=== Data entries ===
-------

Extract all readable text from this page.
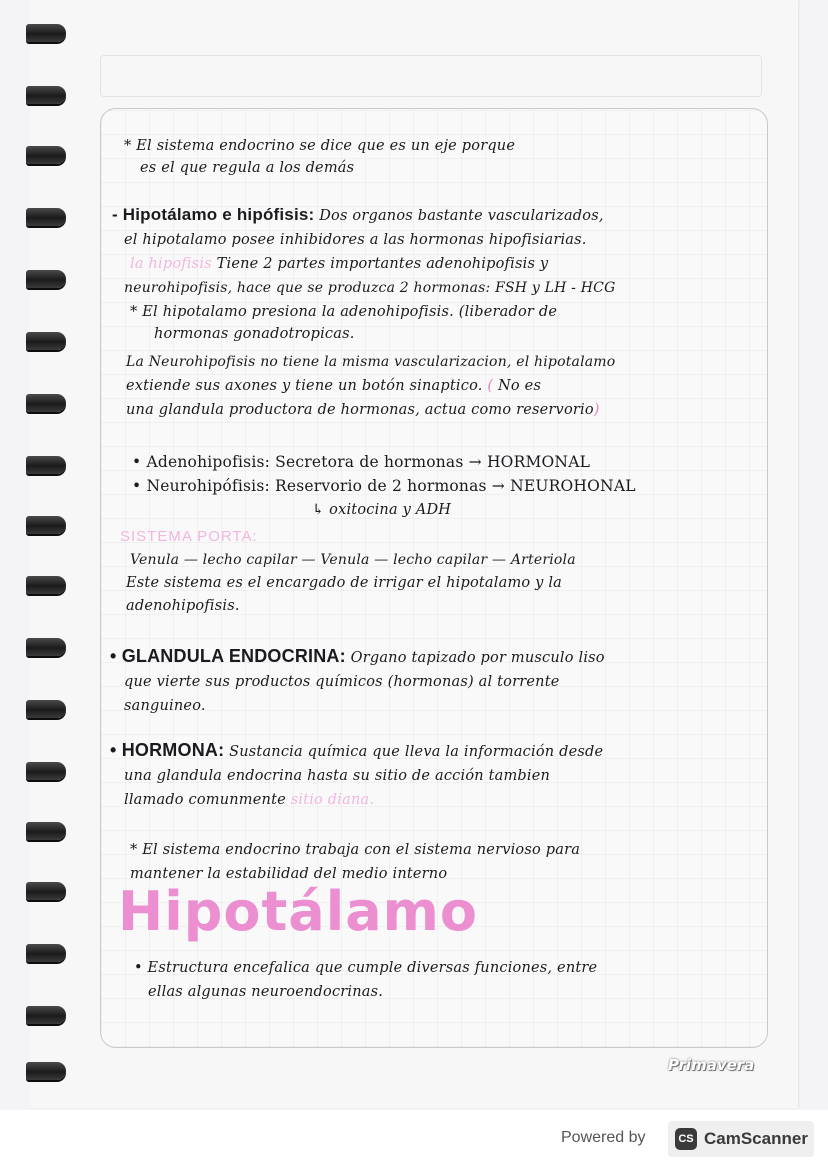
* El sistema endocrino se dice que es un eje porque

es el que regula a los demás

- Hipotálamo e hipófisis: Dos organos bastante vascularizados,

el hipotalamo posee inhibidores a las hormonas hipofisiarias.

la hipofisis Tiene 2 partes importantes adenohipofisis y

neurohipofisis, hace que se produzca 2 hormonas: FSH y LH - HCG

* El hipotalamo presiona la adenohipofisis. (liberador de

hormonas gonadotropicas.

La Neurohipofisis no tiene la misma vascularizacion, el hipotalamo

extiende sus axones y tiene un botón sinaptico. ( No es

una glandula productora de hormonas, actua como reservorio)

• Adenohipofisis: Secretora de hormonas → HORMONAL

• Neurohipófisis: Reservorio de 2 hormonas → NEUROHONAL

↳ oxitocina y ADH

SISTEMA PORTA:

Venula — lecho capilar — Venula — lecho capilar — Arteriola

Este sistema es el encargado de irrigar el hipotalamo y la

adenohipofisis.

• GLANDULA ENDOCRINA: Organo tapizado por musculo liso

que vierte sus productos químicos (hormonas) al torrente

sanguineo.

• HORMONA: Sustancia química que lleva la información desde

una glandula endocrina hasta su sitio de acción tambien

llamado comunmente sitio diana.

* El sistema endocrino trabaja con el sistema nervioso para

mantener la estabilidad del medio interno

Hipotálamo

• Estructura encefalica que cumple diversas funciones, entre

ellas algunas neuroendocrinas.

Primavera

Powered by	CS CamScanner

-------

=== Written exercise ===
Reproduce the whole listing word for word, setting aside any pictures.

=== Answer to this task ===
Extract all readable text from this page.
* El sistema endocrino se dice que es un eje porque

es el que regula a los demás

- Hipotálamo e hipófisis: Dos organos bastante vascularizados,

el hipotalamo posee inhibidores a las hormonas hipofisiarias.

la hipofisis Tiene 2 partes importantes adenohipofisis y

neurohipofisis, hace que se produzca 2 hormonas: FSH y LH - HCG

* El hipotalamo presiona la adenohipofisis. (liberador de

hormonas gonadotropicas.

La Neurohipofisis no tiene la misma vascularizacion, el hipotalamo

extiende sus axones y tiene un botón sinaptico. ( No es

una glandula productora de hormonas, actua como reservorio)

• Adenohipofisis: Secretora de hormonas → HORMONAL

• Neurohipófisis: Reservorio de 2 hormonas → NEUROHONAL

↳ oxitocina y ADH

SISTEMA PORTA:

Venula — lecho capilar — Venula — lecho capilar — Arteriola

Este sistema es el encargado de irrigar el hipotalamo y la

adenohipofisis.

• GLANDULA ENDOCRINA: Organo tapizado por musculo liso

que vierte sus productos químicos (hormonas) al torrente

sanguineo.

• HORMONA: Sustancia química que lleva la información desde

una glandula endocrina hasta su sitio de acción tambien

llamado comunmente sitio diana.

* El sistema endocrino trabaja con el sistema nervioso para

mantener la estabilidad del medio interno

Hipotálamo

• Estructura encefalica que cumple diversas funciones, entre

ellas algunas neuroendocrinas.

Primavera

Powered by	CS CamScanner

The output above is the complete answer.